__AVAILABLE RECORDS__:
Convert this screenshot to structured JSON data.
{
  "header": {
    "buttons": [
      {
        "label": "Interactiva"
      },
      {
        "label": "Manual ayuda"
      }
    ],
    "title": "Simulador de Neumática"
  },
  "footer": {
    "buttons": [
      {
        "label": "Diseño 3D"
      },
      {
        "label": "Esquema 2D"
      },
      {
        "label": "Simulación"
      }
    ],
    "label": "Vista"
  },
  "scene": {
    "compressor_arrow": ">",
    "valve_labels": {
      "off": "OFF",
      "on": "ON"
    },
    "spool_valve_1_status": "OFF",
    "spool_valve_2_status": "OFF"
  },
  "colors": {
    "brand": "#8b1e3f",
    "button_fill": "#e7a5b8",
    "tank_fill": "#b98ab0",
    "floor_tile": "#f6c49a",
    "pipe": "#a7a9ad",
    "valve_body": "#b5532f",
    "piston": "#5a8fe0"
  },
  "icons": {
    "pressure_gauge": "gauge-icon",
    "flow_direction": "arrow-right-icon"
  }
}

__WHAT TO WORK ON__: Each line above must be printed exactly as it appears.

__SOLUTION TO THIS TASK__:
Convert this screenshot to structured JSON data.
{
  "header": {
    "buttons": [
      {
        "label": "Interactiva"
      },
      {
        "label": "Manual ayuda"
      }
    ],
    "title": "Simulador de Neumática"
  },
  "footer": {
    "buttons": [
      {
        "label": "Diseño 3D"
      },
      {
        "label": "Esquema 2D"
      },
      {
        "label": "Simulación"
      }
    ],
    "label": "Vista"
  },
  "scene": {
    "compressor_arrow": ">",
    "valve_labels": {
      "off": "OFF",
      "on": "ON"
    },
    "spool_valve_1_status": "OFF",
    "spool_valve_2_status": "OFF"
  },
  "colors": {
    "brand": "#8b1e3f",
    "button_fill": "#e7a5b8",
    "tank_fill": "#b98ab0",
    "floor_tile": "#f6c49a",
    "pipe": "#a7a9ad",
    "valve_body": "#b5532f",
    "piston": "#5a8fe0"
  },
  "icons": {
    "pressure_gauge": "gauge-icon",
    "flow_direction": "arrow-right-icon"
  }
}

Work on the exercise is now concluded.